Could you extract every line of the material below and repeat each one verbatim?

-- Begin DATA FOR THE TASK --

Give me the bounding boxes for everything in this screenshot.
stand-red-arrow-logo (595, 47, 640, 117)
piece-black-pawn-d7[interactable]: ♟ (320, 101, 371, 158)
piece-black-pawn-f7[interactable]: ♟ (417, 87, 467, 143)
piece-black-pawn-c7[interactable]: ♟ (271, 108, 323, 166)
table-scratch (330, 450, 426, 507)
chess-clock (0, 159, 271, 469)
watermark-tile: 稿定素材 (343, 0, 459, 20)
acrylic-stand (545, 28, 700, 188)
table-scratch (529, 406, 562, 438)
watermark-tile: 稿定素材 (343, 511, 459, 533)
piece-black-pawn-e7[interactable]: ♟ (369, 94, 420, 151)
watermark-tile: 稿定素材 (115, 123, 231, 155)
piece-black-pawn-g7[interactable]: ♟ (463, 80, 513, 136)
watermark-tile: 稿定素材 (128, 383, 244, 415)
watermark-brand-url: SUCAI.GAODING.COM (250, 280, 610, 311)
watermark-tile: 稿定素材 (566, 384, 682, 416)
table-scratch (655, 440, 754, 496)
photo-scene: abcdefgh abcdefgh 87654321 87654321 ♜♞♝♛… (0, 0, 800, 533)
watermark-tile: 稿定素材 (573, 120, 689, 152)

-- End DATA FOR THE TASK --

● TASK OUTPUT
Give me the bounding boxes for everything in this screenshot.
stand-red-arrow-logo (595, 47, 640, 117)
piece-black-pawn-d7[interactable]: ♟ (320, 101, 371, 158)
piece-black-pawn-f7[interactable]: ♟ (417, 87, 467, 143)
piece-black-pawn-c7[interactable]: ♟ (271, 108, 323, 166)
table-scratch (330, 450, 426, 507)
chess-clock (0, 159, 271, 469)
watermark-tile: 稿定素材 (343, 0, 459, 20)
acrylic-stand (545, 28, 700, 188)
table-scratch (529, 406, 562, 438)
watermark-tile: 稿定素材 (343, 511, 459, 533)
piece-black-pawn-e7[interactable]: ♟ (369, 94, 420, 151)
watermark-tile: 稿定素材 (115, 123, 231, 155)
piece-black-pawn-g7[interactable]: ♟ (463, 80, 513, 136)
watermark-tile: 稿定素材 (128, 383, 244, 415)
watermark-brand-url: SUCAI.GAODING.COM (250, 280, 610, 311)
watermark-tile: 稿定素材 (566, 384, 682, 416)
table-scratch (655, 440, 754, 496)
photo-scene: abcdefgh abcdefgh 87654321 87654321 ♜♞♝♛… (0, 0, 800, 533)
watermark-tile: 稿定素材 (573, 120, 689, 152)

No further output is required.